### PROVIDED DATA
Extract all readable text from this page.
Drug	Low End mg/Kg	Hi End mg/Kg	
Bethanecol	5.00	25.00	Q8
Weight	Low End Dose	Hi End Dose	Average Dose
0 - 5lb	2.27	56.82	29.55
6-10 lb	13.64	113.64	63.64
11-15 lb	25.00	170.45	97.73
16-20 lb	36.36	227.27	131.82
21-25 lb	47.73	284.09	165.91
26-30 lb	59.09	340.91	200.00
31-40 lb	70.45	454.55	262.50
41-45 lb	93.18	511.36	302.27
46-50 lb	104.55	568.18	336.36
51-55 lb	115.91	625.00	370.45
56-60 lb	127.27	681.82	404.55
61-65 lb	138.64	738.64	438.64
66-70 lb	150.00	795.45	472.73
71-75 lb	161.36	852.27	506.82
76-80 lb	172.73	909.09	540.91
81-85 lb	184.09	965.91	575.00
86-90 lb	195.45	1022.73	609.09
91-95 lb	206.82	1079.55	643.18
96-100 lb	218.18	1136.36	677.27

### PROMPT
Extract the listing in its entirety, matching it exactly.

### THE COMPLETED TASK
Extract all readable text from this page.
Drug	Low End mg/Kg	Hi End mg/Kg	
Bethanecol	5.00	25.00	Q8
Weight	Low End Dose	Hi End Dose	Average Dose
0 - 5lb	2.27	56.82	29.55
6-10 lb	13.64	113.64	63.64
11-15 lb	25.00	170.45	97.73
16-20 lb	36.36	227.27	131.82
21-25 lb	47.73	284.09	165.91
26-30 lb	59.09	340.91	200.00
31-40 lb	70.45	454.55	262.50
41-45 lb	93.18	511.36	302.27
46-50 lb	104.55	568.18	336.36
51-55 lb	115.91	625.00	370.45
56-60 lb	127.27	681.82	404.55
61-65 lb	138.64	738.64	438.64
66-70 lb	150.00	795.45	472.73
71-75 lb	161.36	852.27	506.82
76-80 lb	172.73	909.09	540.91
81-85 lb	184.09	965.91	575.00
86-90 lb	195.45	1022.73	609.09
91-95 lb	206.82	1079.55	643.18
96-100 lb	218.18	1136.36	677.27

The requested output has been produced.